### DATASET EXCERPTS
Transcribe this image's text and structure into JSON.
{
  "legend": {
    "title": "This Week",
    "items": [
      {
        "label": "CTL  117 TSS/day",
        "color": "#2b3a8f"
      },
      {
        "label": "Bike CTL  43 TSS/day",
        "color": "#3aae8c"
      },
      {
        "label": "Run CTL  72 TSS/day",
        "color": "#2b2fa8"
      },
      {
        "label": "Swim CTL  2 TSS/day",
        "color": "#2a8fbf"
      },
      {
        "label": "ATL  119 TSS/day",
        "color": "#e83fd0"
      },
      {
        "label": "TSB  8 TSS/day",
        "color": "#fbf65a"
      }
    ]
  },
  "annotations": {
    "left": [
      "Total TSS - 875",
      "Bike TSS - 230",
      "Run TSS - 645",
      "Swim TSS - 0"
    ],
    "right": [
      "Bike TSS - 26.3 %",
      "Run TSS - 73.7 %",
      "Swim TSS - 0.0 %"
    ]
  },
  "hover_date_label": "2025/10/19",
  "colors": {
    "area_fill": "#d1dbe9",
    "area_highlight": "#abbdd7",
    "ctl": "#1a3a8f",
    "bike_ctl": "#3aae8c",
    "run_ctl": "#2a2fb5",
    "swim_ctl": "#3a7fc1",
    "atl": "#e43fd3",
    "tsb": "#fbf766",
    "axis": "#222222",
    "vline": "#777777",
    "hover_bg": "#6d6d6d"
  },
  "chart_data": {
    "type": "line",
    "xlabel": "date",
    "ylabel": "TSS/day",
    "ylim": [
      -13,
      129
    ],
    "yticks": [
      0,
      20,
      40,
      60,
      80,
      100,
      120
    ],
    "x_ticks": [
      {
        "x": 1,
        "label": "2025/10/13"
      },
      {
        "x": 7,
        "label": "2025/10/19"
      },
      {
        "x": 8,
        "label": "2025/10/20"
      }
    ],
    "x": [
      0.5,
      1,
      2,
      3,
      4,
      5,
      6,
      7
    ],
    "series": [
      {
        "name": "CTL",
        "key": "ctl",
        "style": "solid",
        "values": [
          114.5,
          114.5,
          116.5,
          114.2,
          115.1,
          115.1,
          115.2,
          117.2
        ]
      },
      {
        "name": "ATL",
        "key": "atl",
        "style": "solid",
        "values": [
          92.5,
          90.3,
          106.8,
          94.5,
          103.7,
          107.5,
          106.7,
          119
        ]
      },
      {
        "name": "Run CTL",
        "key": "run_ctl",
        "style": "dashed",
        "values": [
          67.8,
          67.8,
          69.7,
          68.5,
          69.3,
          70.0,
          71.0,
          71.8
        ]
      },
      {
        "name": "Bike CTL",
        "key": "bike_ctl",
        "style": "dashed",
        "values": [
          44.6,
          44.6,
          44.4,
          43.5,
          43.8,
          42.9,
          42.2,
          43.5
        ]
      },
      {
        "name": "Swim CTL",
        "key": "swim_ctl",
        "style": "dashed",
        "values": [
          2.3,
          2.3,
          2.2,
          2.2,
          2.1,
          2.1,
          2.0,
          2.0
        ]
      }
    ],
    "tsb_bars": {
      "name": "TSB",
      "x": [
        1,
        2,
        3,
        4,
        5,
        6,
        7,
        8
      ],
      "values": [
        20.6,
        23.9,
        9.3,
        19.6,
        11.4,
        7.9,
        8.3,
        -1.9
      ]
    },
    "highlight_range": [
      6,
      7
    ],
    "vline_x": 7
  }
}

### TASK BRIEF
Return every entry exactly as given.

### ANSWER TO THIS EXERCISE
Transcribe this image's text and structure into JSON.
{
  "legend": {
    "title": "This Week",
    "items": [
      {
        "label": "CTL  117 TSS/day",
        "color": "#2b3a8f"
      },
      {
        "label": "Bike CTL  43 TSS/day",
        "color": "#3aae8c"
      },
      {
        "label": "Run CTL  72 TSS/day",
        "color": "#2b2fa8"
      },
      {
        "label": "Swim CTL  2 TSS/day",
        "color": "#2a8fbf"
      },
      {
        "label": "ATL  119 TSS/day",
        "color": "#e83fd0"
      },
      {
        "label": "TSB  8 TSS/day",
        "color": "#fbf65a"
      }
    ]
  },
  "annotations": {
    "left": [
      "Total TSS - 875",
      "Bike TSS - 230",
      "Run TSS - 645",
      "Swim TSS - 0"
    ],
    "right": [
      "Bike TSS - 26.3 %",
      "Run TSS - 73.7 %",
      "Swim TSS - 0.0 %"
    ]
  },
  "hover_date_label": "2025/10/19",
  "colors": {
    "area_fill": "#d1dbe9",
    "area_highlight": "#abbdd7",
    "ctl": "#1a3a8f",
    "bike_ctl": "#3aae8c",
    "run_ctl": "#2a2fb5",
    "swim_ctl": "#3a7fc1",
    "atl": "#e43fd3",
    "tsb": "#fbf766",
    "axis": "#222222",
    "vline": "#777777",
    "hover_bg": "#6d6d6d"
  },
  "chart_data": {
    "type": "line",
    "xlabel": "date",
    "ylabel": "TSS/day",
    "ylim": [
      -13,
      129
    ],
    "yticks": [
      0,
      20,
      40,
      60,
      80,
      100,
      120
    ],
    "x_ticks": [
      {
        "x": 1,
        "label": "2025/10/13"
      },
      {
        "x": 7,
        "label": "2025/10/19"
      },
      {
        "x": 8,
        "label": "2025/10/20"
      }
    ],
    "x": [
      0.5,
      1,
      2,
      3,
      4,
      5,
      6,
      7
    ],
    "series": [
      {
        "name": "CTL",
        "key": "ctl",
        "style": "solid",
        "values": [
          114.5,
          114.5,
          116.5,
          114.2,
          115.1,
          115.1,
          115.2,
          117.2
        ]
      },
      {
        "name": "ATL",
        "key": "atl",
        "style": "solid",
        "values": [
          92.5,
          90.3,
          106.8,
          94.5,
          103.7,
          107.5,
          106.7,
          119
        ]
      },
      {
        "name": "Run CTL",
        "key": "run_ctl",
        "style": "dashed",
        "values": [
          67.8,
          67.8,
          69.7,
          68.5,
          69.3,
          70.0,
          71.0,
          71.8
        ]
      },
      {
        "name": "Bike CTL",
        "key": "bike_ctl",
        "style": "dashed",
        "values": [
          44.6,
          44.6,
          44.4,
          43.5,
          43.8,
          42.9,
          42.2,
          43.5
        ]
      },
      {
        "name": "Swim CTL",
        "key": "swim_ctl",
        "style": "dashed",
        "values": [
          2.3,
          2.3,
          2.2,
          2.2,
          2.1,
          2.1,
          2.0,
          2.0
        ]
      }
    ],
    "tsb_bars": {
      "name": "TSB",
      "x": [
        1,
        2,
        3,
        4,
        5,
        6,
        7,
        8
      ],
      "values": [
        20.6,
        23.9,
        9.3,
        19.6,
        11.4,
        7.9,
        8.3,
        -1.9
      ]
    },
    "highlight_range": [
      6,
      7
    ],
    "vline_x": 7
  }
}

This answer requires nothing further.